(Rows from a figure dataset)
┄┄┄┄┄┄┄┄┄┄┄┄┄┄┄┄┄┄┄┄

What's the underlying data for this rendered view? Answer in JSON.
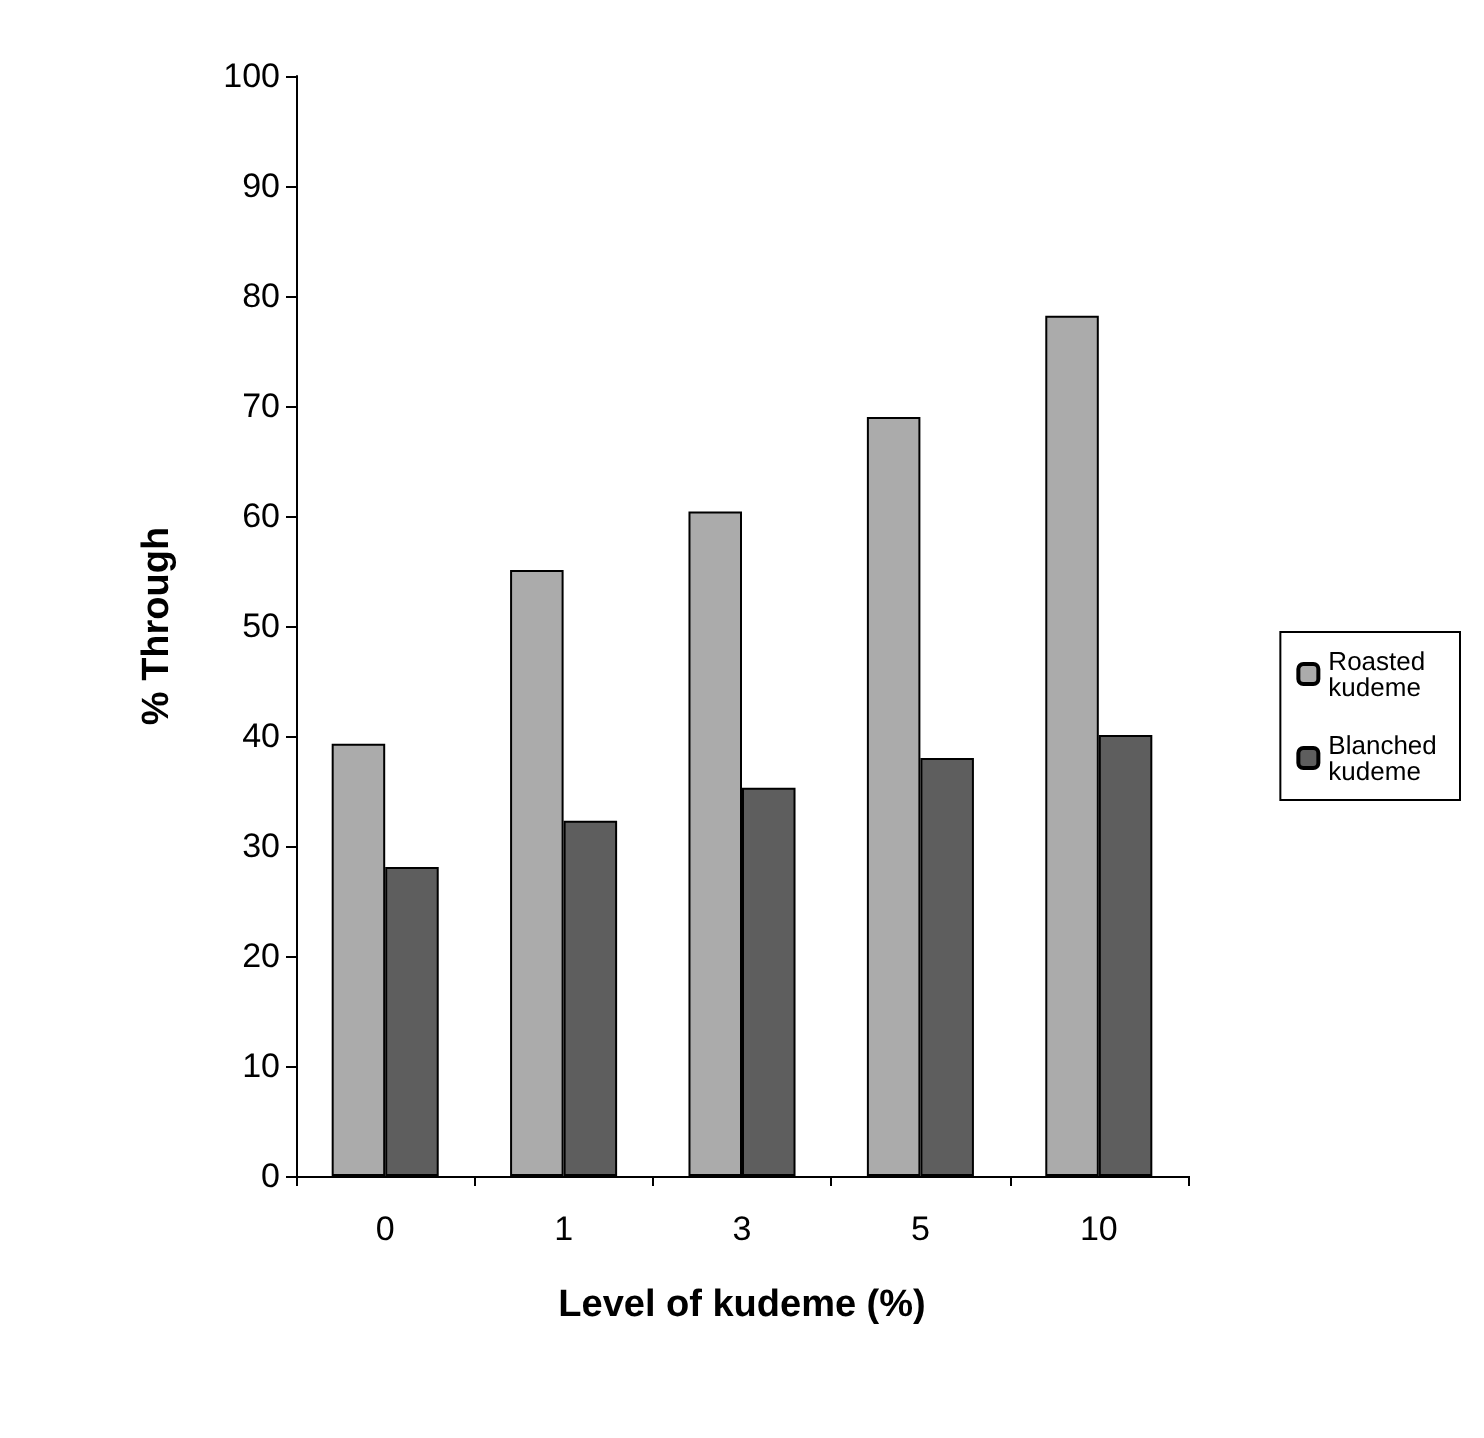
{
  "chart_data": {
    "type": "bar",
    "xlabel": "Level of kudeme (%)",
    "ylabel": "% Through",
    "categories": [
      "0",
      "1",
      "3",
      "5",
      "10"
    ],
    "series": [
      {
        "name": "Roasted kudeme",
        "color": "#ababab",
        "values": [
          39.3,
          55.1,
          60.4,
          69.0,
          78.2
        ]
      },
      {
        "name": "Blanched kudeme",
        "color": "#5e5e5e",
        "values": [
          28.1,
          32.3,
          35.3,
          38.0,
          40.1
        ]
      }
    ],
    "ylim": [
      0,
      100
    ],
    "yticks": [
      0,
      10,
      20,
      30,
      40,
      50,
      60,
      70,
      80,
      90,
      100
    ],
    "grid": false,
    "legend": "right"
  }
}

┄┄┄┄┄┄┄┄┄┄┄┄┄┄┄┄┄┄┄┄

# Set problem
Each record above must be returned exactly as written, with its pictures omitted.

# Response below
What's the underlying data for this rendered view? Answer in JSON.
{
  "chart_data": {
    "type": "bar",
    "xlabel": "Level of kudeme (%)",
    "ylabel": "% Through",
    "categories": [
      "0",
      "1",
      "3",
      "5",
      "10"
    ],
    "series": [
      {
        "name": "Roasted kudeme",
        "color": "#ababab",
        "values": [
          39.3,
          55.1,
          60.4,
          69.0,
          78.2
        ]
      },
      {
        "name": "Blanched kudeme",
        "color": "#5e5e5e",
        "values": [
          28.1,
          32.3,
          35.3,
          38.0,
          40.1
        ]
      }
    ],
    "ylim": [
      0,
      100
    ],
    "yticks": [
      0,
      10,
      20,
      30,
      40,
      50,
      60,
      70,
      80,
      90,
      100
    ],
    "grid": false,
    "legend": "right"
  }
}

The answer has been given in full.